Examine the entries below, count the lines holding the string "Rotation", and respond with the number only.

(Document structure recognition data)
• • • •

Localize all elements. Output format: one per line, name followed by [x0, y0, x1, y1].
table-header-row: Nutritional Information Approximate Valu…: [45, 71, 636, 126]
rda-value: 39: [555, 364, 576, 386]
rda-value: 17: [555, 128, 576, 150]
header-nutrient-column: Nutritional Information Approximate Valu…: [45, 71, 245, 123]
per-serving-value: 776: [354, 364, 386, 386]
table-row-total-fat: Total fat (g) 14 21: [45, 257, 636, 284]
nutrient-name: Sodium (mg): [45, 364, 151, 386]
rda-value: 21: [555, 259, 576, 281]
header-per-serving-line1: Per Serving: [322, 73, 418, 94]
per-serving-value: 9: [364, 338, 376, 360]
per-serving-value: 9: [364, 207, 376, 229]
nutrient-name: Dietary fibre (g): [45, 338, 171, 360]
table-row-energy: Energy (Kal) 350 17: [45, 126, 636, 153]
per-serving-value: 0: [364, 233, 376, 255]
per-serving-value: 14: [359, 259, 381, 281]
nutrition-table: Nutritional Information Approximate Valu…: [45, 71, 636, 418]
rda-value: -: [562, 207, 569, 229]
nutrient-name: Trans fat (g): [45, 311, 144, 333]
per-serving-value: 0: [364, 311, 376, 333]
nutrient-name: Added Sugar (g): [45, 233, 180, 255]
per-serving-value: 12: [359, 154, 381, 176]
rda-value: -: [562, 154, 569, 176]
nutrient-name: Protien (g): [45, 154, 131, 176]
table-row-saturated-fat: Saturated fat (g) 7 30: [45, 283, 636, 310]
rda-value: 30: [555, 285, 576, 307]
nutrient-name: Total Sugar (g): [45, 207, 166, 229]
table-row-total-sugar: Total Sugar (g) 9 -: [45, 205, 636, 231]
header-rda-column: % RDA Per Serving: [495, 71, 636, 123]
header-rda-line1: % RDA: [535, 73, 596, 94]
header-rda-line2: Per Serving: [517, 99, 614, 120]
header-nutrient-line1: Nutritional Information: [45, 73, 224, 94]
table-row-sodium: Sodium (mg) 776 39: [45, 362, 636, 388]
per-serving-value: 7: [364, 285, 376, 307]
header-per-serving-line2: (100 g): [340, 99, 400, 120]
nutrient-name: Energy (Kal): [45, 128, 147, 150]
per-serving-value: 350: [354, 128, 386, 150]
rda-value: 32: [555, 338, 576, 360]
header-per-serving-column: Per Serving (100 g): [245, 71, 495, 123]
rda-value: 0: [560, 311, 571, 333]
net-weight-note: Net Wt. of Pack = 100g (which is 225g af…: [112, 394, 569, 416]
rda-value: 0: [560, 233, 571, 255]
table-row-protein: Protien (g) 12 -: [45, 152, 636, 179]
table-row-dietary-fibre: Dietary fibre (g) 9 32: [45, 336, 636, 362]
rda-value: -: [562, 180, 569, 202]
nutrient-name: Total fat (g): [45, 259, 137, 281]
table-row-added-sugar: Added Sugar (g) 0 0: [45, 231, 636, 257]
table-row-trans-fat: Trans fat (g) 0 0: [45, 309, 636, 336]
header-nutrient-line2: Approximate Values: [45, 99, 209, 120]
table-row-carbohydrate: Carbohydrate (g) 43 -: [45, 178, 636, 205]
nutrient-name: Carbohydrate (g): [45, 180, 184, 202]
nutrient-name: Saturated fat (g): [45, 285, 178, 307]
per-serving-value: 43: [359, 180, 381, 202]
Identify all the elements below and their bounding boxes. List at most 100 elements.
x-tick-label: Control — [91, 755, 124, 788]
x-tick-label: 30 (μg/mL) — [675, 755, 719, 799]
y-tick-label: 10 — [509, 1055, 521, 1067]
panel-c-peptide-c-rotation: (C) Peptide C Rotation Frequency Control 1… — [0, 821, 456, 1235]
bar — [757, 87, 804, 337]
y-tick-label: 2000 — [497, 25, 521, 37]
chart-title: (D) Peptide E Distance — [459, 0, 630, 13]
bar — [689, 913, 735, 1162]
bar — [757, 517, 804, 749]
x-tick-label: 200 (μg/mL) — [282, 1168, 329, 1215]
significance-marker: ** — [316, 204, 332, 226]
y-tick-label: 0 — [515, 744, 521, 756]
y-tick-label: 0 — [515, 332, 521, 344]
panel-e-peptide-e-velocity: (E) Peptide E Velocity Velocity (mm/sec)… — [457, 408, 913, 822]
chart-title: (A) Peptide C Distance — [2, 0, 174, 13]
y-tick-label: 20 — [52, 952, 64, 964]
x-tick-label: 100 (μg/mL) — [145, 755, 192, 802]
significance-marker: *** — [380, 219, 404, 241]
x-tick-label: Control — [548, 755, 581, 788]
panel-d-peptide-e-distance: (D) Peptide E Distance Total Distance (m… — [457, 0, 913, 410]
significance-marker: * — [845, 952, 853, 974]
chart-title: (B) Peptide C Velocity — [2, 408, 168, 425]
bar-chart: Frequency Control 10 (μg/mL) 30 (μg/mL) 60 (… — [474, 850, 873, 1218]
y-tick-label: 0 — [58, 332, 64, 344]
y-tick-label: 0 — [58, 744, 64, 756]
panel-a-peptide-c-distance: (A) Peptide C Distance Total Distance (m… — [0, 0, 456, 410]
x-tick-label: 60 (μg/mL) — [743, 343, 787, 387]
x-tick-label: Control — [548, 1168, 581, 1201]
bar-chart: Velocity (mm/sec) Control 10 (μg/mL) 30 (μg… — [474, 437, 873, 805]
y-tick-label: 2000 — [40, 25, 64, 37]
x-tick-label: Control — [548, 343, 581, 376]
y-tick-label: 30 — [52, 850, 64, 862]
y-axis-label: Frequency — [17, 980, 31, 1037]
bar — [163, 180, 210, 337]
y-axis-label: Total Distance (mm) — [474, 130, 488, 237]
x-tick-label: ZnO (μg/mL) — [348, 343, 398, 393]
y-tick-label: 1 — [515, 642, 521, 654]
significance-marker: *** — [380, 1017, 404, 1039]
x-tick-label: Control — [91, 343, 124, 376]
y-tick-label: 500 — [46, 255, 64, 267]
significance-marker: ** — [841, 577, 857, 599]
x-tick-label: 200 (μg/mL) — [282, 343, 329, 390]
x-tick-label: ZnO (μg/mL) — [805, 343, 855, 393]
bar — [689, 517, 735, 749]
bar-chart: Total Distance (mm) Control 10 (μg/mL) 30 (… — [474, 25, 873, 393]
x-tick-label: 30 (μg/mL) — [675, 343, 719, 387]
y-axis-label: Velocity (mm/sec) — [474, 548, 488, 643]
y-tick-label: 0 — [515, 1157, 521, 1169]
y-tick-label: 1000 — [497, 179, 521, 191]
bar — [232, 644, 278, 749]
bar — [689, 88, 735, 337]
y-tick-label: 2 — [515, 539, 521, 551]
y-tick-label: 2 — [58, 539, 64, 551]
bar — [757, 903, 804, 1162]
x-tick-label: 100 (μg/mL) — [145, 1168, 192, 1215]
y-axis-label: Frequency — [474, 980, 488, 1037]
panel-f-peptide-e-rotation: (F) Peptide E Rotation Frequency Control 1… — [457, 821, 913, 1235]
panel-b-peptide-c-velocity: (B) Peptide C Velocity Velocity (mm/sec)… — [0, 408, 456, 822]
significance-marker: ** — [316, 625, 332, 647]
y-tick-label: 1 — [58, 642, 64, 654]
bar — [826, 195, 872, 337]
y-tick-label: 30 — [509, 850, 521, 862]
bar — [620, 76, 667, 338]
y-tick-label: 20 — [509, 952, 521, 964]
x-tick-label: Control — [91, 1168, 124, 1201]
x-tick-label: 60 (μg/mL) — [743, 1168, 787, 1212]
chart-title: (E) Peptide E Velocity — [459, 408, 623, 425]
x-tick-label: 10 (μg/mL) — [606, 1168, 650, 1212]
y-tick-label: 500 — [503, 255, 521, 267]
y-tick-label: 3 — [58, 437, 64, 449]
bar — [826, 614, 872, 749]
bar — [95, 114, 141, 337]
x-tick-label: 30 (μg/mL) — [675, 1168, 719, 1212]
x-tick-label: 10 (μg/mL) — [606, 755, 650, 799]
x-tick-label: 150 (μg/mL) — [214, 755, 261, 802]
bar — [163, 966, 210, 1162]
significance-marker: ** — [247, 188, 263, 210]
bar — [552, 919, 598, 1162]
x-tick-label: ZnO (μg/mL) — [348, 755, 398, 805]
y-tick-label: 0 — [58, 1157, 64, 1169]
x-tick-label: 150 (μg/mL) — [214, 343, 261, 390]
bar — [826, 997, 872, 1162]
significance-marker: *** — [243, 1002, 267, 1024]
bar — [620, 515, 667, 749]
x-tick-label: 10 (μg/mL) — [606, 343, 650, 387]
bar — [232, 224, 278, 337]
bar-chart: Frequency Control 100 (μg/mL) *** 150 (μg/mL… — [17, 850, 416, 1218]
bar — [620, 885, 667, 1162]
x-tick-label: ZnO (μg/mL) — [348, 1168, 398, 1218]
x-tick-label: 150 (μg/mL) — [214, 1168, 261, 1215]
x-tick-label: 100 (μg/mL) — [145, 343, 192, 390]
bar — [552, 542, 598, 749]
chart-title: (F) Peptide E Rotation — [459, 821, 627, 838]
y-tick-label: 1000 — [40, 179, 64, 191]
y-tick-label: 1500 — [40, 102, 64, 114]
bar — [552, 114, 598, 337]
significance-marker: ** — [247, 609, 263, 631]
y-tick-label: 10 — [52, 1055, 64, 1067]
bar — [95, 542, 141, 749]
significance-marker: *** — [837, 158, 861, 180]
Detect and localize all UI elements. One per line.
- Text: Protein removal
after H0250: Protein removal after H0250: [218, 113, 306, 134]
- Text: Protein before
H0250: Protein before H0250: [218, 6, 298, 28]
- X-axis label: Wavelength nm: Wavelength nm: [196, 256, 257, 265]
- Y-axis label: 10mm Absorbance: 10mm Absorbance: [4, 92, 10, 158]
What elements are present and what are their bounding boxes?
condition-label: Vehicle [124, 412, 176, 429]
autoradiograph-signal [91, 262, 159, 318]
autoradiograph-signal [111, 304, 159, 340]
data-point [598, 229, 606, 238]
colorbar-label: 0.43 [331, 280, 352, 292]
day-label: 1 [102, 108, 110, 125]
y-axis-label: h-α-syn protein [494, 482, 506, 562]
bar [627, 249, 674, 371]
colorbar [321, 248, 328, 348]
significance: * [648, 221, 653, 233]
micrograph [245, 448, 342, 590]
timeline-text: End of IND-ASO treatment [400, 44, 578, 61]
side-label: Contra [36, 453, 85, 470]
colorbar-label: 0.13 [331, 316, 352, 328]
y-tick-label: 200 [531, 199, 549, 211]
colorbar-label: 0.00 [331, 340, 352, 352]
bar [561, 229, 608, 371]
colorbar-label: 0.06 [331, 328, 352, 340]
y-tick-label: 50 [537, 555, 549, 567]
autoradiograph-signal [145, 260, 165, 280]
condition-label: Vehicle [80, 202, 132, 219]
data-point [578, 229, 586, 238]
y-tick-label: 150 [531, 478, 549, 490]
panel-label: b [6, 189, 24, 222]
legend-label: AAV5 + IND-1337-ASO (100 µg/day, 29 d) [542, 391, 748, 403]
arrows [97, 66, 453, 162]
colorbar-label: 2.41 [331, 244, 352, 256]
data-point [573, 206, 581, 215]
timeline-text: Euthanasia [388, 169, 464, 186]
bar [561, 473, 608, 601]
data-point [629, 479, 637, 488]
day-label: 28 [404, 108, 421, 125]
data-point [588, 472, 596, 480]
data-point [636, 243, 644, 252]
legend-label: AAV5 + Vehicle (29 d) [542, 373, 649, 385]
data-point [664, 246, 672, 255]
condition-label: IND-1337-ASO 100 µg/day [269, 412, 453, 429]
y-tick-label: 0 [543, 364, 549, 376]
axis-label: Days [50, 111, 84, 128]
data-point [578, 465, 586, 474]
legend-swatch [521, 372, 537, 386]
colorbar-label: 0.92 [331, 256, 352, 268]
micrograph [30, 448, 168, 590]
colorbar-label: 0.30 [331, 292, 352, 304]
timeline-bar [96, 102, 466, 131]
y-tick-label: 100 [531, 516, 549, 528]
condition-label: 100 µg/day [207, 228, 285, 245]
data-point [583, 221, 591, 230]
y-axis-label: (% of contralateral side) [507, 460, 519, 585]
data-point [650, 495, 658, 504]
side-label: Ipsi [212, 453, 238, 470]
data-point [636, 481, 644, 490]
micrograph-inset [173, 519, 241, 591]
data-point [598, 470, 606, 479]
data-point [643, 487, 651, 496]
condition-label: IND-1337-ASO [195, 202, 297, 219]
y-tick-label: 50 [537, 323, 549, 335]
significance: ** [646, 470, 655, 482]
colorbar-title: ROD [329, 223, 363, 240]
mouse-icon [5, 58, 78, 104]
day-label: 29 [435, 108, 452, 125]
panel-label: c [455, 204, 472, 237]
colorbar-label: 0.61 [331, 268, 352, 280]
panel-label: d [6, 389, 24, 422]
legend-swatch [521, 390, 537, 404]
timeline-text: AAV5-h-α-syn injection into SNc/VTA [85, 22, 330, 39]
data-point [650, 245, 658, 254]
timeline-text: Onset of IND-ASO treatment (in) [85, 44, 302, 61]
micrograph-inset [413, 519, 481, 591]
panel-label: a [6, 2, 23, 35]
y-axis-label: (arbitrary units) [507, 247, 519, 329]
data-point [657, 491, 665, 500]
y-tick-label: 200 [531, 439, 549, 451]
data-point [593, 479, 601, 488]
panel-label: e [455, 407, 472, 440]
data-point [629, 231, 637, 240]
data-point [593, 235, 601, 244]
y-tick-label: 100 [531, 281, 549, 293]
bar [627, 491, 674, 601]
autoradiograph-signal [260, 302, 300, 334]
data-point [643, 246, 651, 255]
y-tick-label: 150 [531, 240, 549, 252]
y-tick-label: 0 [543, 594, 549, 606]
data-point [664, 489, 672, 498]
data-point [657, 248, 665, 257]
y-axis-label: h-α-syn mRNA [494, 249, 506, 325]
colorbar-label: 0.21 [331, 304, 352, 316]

• • • •

Answer section. 3